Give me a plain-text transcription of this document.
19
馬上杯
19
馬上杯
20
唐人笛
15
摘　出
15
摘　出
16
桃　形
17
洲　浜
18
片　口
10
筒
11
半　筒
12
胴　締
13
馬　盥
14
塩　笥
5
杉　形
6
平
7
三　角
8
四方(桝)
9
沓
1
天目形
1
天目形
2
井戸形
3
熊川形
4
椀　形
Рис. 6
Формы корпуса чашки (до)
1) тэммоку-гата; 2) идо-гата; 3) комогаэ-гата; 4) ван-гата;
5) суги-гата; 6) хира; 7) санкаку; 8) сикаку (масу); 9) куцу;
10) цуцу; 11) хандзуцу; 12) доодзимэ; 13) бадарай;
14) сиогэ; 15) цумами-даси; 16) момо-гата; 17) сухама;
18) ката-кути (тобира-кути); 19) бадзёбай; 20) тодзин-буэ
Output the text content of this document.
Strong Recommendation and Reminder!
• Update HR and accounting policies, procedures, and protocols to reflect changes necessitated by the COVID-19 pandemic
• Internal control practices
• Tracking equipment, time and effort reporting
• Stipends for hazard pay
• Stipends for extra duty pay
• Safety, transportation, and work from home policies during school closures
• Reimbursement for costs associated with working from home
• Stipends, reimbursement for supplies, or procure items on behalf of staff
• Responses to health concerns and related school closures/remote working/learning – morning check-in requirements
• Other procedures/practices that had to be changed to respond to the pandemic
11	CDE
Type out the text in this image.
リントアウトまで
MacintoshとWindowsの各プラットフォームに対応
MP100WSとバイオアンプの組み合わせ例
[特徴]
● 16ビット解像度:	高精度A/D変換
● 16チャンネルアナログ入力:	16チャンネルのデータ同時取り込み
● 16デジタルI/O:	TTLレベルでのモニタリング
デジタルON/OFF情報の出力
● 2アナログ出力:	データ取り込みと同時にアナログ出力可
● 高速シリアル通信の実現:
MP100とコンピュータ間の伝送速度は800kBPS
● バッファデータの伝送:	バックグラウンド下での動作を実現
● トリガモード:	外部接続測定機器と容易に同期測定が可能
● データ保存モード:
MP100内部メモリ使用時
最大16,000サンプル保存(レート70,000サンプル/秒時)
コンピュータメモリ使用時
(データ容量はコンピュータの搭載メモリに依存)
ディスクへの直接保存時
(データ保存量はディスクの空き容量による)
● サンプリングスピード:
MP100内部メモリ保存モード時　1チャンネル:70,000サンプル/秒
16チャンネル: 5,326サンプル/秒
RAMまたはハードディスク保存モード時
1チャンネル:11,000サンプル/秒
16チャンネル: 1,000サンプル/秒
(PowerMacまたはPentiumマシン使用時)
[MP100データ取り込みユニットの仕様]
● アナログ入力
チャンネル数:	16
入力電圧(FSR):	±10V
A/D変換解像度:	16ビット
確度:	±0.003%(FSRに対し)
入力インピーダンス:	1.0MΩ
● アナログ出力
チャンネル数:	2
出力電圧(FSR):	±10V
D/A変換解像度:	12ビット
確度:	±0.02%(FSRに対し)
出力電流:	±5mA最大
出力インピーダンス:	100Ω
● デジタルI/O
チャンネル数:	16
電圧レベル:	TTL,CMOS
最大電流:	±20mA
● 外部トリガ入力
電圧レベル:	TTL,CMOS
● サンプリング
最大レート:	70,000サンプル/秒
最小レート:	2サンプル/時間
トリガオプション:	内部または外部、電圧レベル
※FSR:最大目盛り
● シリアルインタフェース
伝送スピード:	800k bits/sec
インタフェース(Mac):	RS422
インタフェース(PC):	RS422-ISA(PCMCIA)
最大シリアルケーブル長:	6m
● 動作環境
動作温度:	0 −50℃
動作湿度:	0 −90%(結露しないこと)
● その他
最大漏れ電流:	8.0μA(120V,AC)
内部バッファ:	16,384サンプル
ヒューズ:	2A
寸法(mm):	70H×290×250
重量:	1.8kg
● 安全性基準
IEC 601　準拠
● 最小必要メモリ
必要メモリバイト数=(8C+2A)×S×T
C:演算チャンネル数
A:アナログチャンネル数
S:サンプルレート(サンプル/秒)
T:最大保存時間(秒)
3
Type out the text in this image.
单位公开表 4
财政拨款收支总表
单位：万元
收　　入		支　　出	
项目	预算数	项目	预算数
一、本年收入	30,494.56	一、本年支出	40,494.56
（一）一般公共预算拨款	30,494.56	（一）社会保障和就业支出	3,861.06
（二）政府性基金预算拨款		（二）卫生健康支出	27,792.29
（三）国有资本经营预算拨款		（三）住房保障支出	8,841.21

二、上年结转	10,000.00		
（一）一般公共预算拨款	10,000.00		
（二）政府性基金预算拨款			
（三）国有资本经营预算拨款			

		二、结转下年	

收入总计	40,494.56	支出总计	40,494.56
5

WRITTEN EXERCISE:
Repeat every record, exactly as written.

EXERCISE RESULT:
Give me a plain-text transcription of this document.
19
馬上杯
19
馬上杯
20
唐人笛
15
摘　出
15
摘　出
16
桃　形
17
洲　浜
18
片　口
10
筒
11
半　筒
12
胴　締
13
馬　盥
14
塩　笥
5
杉　形
6
平
7
三　角
8
四方(桝)
9
沓
1
天目形
1
天目形
2
井戸形
3
熊川形
4
椀　形
Рис. 6
Формы корпуса чашки (до)
1) тэммоку-гата; 2) идо-гата; 3) комогаэ-гата; 4) ван-гата;
5) суги-гата; 6) хира; 7) санкаку; 8) сикаку (масу); 9) куцу;
10) цуцу; 11) хандзуцу; 12) доодзимэ; 13) бадарай;
14) сиогэ; 15) цумами-даси; 16) момо-гата; 17) сухама;
18) ката-кути (тобира-кути); 19) бадзёбай; 20) тодзин-буэ
Output the text content of this document.
Strong Recommendation and Reminder!
• Update HR and accounting policies, procedures, and protocols to reflect changes necessitated by the COVID-19 pandemic
• Internal control practices
• Tracking equipment, time and effort reporting
• Stipends for hazard pay
• Stipends for extra duty pay
• Safety, transportation, and work from home policies during school closures
• Reimbursement for costs associated with working from home
• Stipends, reimbursement for supplies, or procure items on behalf of staff
• Responses to health concerns and related school closures/remote working/learning – morning check-in requirements
• Other procedures/practices that had to be changed to respond to the pandemic
11	CDE
Type out the text in this image.
リントアウトまで
MacintoshとWindowsの各プラットフォームに対応
MP100WSとバイオアンプの組み合わせ例
[特徴]
● 16ビット解像度:	高精度A/D変換
● 16チャンネルアナログ入力:	16チャンネルのデータ同時取り込み
● 16デジタルI/O:	TTLレベルでのモニタリング
デジタルON/OFF情報の出力
● 2アナログ出力:	データ取り込みと同時にアナログ出力可
● 高速シリアル通信の実現:
MP100とコンピュータ間の伝送速度は800kBPS
● バッファデータの伝送:	バックグラウンド下での動作を実現
● トリガモード:	外部接続測定機器と容易に同期測定が可能
● データ保存モード:
MP100内部メモリ使用時
最大16,000サンプル保存(レート70,000サンプル/秒時)
コンピュータメモリ使用時
(データ容量はコンピュータの搭載メモリに依存)
ディスクへの直接保存時
(データ保存量はディスクの空き容量による)
● サンプリングスピード:
MP100内部メモリ保存モード時　1チャンネル:70,000サンプル/秒
16チャンネル: 5,326サンプル/秒
RAMまたはハードディスク保存モード時
1チャンネル:11,000サンプル/秒
16チャンネル: 1,000サンプル/秒
(PowerMacまたはPentiumマシン使用時)
[MP100データ取り込みユニットの仕様]
● アナログ入力
チャンネル数:	16
入力電圧(FSR):	±10V
A/D変換解像度:	16ビット
確度:	±0.003%(FSRに対し)
入力インピーダンス:	1.0MΩ
● アナログ出力
チャンネル数:	2
出力電圧(FSR):	±10V
D/A変換解像度:	12ビット
確度:	±0.02%(FSRに対し)
出力電流:	±5mA最大
出力インピーダンス:	100Ω
● デジタルI/O
チャンネル数:	16
電圧レベル:	TTL,CMOS
最大電流:	±20mA
● 外部トリガ入力
電圧レベル:	TTL,CMOS
● サンプリング
最大レート:	70,000サンプル/秒
最小レート:	2サンプル/時間
トリガオプション:	内部または外部、電圧レベル
※FSR:最大目盛り
● シリアルインタフェース
伝送スピード:	800k bits/sec
インタフェース(Mac):	RS422
インタフェース(PC):	RS422-ISA(PCMCIA)
最大シリアルケーブル長:	6m
● 動作環境
動作温度:	0 −50℃
動作湿度:	0 −90%(結露しないこと)
● その他
最大漏れ電流:	8.0μA(120V,AC)
内部バッファ:	16,384サンプル
ヒューズ:	2A
寸法(mm):	70H×290×250
重量:	1.8kg
● 安全性基準
IEC 601　準拠
● 最小必要メモリ
必要メモリバイト数=(8C+2A)×S×T
C:演算チャンネル数
A:アナログチャンネル数
S:サンプルレート(サンプル/秒)
T:最大保存時間(秒)
3
Type out the text in this image.
单位公开表 4
财政拨款收支总表
单位：万元
收　　入		支　　出	
项目	预算数	项目	预算数
一、本年收入	30,494.56	一、本年支出	40,494.56
（一）一般公共预算拨款	30,494.56	（一）社会保障和就业支出	3,861.06
（二）政府性基金预算拨款		（二）卫生健康支出	27,792.29
（三）国有资本经营预算拨款		（三）住房保障支出	8,841.21

二、上年结转	10,000.00		
（一）一般公共预算拨款	10,000.00		
（二）政府性基金预算拨款			
（三）国有资本经营预算拨款			

		二、结转下年	

收入总计	40,494.56	支出总计	40,494.56
5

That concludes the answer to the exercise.